▶ [STATED TASK]
Write the material out again in full, exactly.

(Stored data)

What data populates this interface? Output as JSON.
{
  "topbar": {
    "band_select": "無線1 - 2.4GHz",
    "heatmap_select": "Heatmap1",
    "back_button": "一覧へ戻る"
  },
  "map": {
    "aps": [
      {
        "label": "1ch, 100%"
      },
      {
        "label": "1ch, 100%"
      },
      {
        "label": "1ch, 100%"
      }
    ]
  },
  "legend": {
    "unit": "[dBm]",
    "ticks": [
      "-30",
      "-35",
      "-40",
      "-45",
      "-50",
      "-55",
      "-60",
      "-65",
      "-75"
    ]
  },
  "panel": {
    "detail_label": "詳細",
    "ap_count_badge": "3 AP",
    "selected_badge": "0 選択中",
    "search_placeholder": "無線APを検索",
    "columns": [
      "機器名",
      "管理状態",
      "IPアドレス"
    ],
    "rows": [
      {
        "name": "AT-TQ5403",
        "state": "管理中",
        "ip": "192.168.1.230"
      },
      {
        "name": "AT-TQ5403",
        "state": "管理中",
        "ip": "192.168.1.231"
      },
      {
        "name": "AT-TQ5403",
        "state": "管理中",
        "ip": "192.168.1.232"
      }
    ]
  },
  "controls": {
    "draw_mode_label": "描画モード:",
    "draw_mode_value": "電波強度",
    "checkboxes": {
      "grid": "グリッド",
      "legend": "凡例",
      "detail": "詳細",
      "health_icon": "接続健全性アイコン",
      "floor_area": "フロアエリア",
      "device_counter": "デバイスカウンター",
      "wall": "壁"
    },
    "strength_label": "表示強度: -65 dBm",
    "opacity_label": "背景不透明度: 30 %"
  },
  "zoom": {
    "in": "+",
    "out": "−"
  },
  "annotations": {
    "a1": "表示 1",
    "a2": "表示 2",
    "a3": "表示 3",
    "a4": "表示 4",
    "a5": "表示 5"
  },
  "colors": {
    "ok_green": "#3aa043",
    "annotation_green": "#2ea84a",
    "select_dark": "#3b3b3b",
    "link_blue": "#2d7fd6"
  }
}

▶ [REPLY]
What data populates this interface? Output as JSON.
{
  "topbar": {
    "band_select": "無線1 - 2.4GHz",
    "heatmap_select": "Heatmap1",
    "back_button": "一覧へ戻る"
  },
  "map": {
    "aps": [
      {
        "label": "1ch, 100%"
      },
      {
        "label": "1ch, 100%"
      },
      {
        "label": "1ch, 100%"
      }
    ]
  },
  "legend": {
    "unit": "[dBm]",
    "ticks": [
      "-30",
      "-35",
      "-40",
      "-45",
      "-50",
      "-55",
      "-60",
      "-65",
      "-75"
    ]
  },
  "panel": {
    "detail_label": "詳細",
    "ap_count_badge": "3 AP",
    "selected_badge": "0 選択中",
    "search_placeholder": "無線APを検索",
    "columns": [
      "機器名",
      "管理状態",
      "IPアドレス"
    ],
    "rows": [
      {
        "name": "AT-TQ5403",
        "state": "管理中",
        "ip": "192.168.1.230"
      },
      {
        "name": "AT-TQ5403",
        "state": "管理中",
        "ip": "192.168.1.231"
      },
      {
        "name": "AT-TQ5403",
        "state": "管理中",
        "ip": "192.168.1.232"
      }
    ]
  },
  "controls": {
    "draw_mode_label": "描画モード:",
    "draw_mode_value": "電波強度",
    "checkboxes": {
      "grid": "グリッド",
      "legend": "凡例",
      "detail": "詳細",
      "health_icon": "接続健全性アイコン",
      "floor_area": "フロアエリア",
      "device_counter": "デバイスカウンター",
      "wall": "壁"
    },
    "strength_label": "表示強度: -65 dBm",
    "opacity_label": "背景不透明度: 30 %"
  },
  "zoom": {
    "in": "+",
    "out": "−"
  },
  "annotations": {
    "a1": "表示 1",
    "a2": "表示 2",
    "a3": "表示 3",
    "a4": "表示 4",
    "a5": "表示 5"
  },
  "colors": {
    "ok_green": "#3aa043",
    "annotation_green": "#2ea84a",
    "select_dark": "#3b3b3b",
    "link_blue": "#2d7fd6"
  }
}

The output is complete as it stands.